• _To be done_: Copy each line where the word "page" occurs.

• _Data shown_:
* * * * * * * * *
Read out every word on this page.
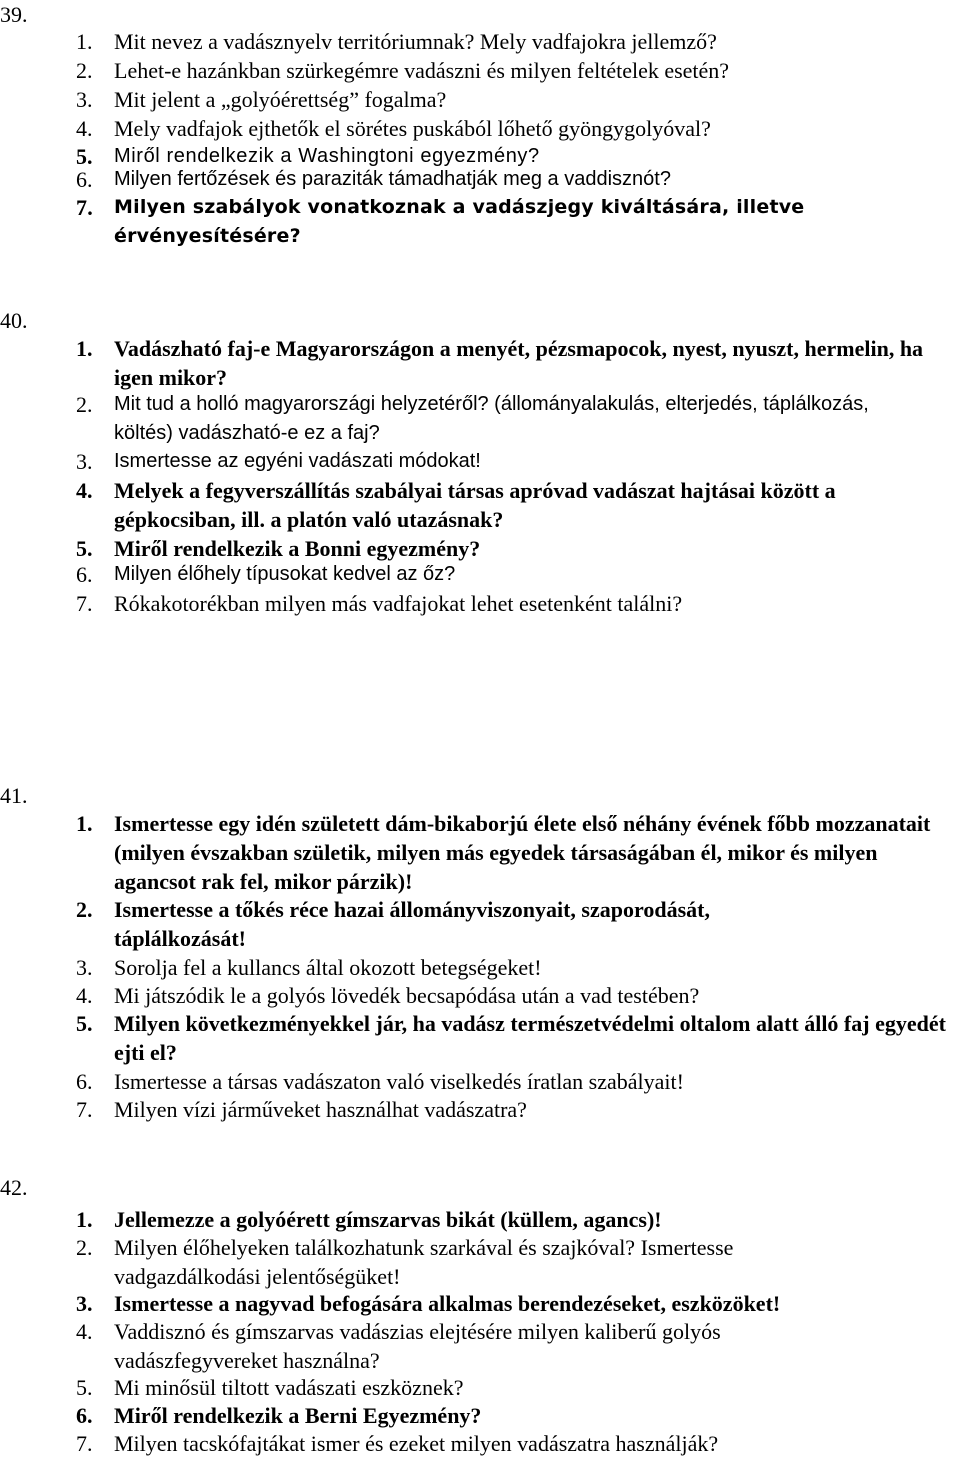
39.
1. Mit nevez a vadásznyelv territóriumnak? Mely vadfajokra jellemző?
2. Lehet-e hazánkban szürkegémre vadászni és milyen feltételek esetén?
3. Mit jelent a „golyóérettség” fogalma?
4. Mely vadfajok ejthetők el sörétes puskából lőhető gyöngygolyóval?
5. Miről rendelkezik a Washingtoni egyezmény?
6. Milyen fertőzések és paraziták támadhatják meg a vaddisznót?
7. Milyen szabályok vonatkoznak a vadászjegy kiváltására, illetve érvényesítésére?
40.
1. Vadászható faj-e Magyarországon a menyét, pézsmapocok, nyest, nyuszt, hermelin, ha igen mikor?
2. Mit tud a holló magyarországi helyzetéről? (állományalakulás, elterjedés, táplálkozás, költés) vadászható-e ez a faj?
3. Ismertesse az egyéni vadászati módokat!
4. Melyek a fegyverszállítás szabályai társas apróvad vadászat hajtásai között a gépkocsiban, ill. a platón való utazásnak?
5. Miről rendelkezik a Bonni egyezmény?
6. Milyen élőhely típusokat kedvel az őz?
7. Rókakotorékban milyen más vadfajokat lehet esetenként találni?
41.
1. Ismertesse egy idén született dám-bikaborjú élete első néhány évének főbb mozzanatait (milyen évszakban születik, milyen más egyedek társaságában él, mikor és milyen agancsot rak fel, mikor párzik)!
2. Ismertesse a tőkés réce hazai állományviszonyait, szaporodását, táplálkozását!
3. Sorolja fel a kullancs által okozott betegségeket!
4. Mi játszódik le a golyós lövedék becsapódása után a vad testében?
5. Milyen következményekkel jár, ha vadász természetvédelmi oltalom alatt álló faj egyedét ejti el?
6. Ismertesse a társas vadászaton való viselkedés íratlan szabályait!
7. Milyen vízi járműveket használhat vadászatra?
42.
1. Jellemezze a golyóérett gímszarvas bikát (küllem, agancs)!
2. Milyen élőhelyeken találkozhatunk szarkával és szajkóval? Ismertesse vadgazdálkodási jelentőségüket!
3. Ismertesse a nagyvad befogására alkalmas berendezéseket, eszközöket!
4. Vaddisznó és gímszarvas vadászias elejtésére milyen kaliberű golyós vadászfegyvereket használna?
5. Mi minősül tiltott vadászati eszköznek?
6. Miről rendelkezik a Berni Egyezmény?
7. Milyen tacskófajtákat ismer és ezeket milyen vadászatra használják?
* * * * * * * * *
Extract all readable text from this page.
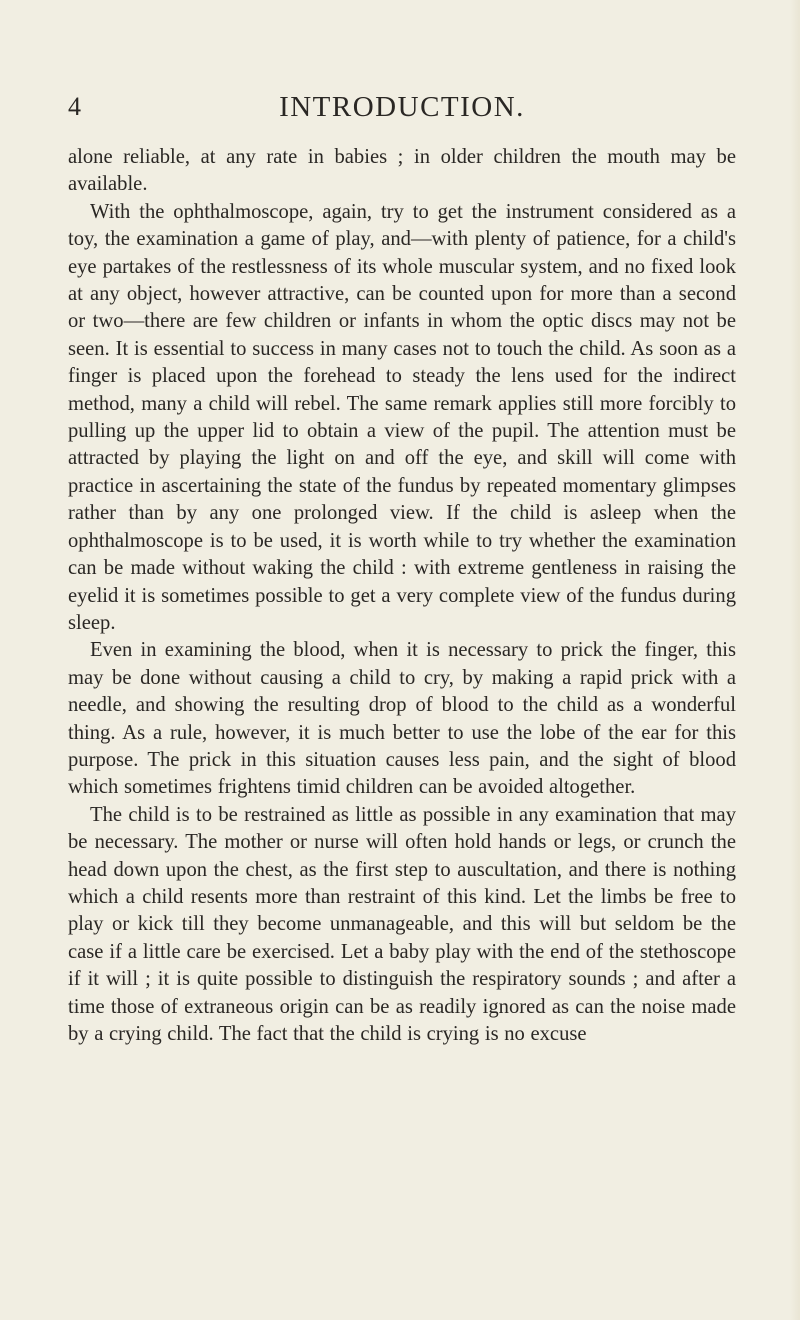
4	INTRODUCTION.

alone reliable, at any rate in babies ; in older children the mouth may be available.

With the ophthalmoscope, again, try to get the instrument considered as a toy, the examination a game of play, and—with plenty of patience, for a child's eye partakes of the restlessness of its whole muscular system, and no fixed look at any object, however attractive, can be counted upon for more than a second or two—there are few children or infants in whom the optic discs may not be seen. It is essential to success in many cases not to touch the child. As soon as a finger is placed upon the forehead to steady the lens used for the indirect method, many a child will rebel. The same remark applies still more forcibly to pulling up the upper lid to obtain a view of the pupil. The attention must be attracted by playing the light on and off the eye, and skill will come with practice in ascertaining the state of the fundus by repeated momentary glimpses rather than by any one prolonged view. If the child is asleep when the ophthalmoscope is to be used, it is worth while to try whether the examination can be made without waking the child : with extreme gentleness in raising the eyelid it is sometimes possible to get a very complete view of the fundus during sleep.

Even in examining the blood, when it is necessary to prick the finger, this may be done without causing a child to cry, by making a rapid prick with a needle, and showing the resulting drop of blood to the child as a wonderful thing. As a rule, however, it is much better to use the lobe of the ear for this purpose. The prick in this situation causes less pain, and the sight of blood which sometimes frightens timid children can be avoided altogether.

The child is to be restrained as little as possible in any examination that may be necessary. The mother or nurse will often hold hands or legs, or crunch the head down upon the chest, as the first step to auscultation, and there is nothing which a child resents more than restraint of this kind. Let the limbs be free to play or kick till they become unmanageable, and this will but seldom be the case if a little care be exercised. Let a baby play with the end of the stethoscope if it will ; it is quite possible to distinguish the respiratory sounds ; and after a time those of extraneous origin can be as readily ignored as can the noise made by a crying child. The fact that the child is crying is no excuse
* * * * * * * * *
• _Output of the exercise_:
Read out every word on this page.
Extract all readable text from this page.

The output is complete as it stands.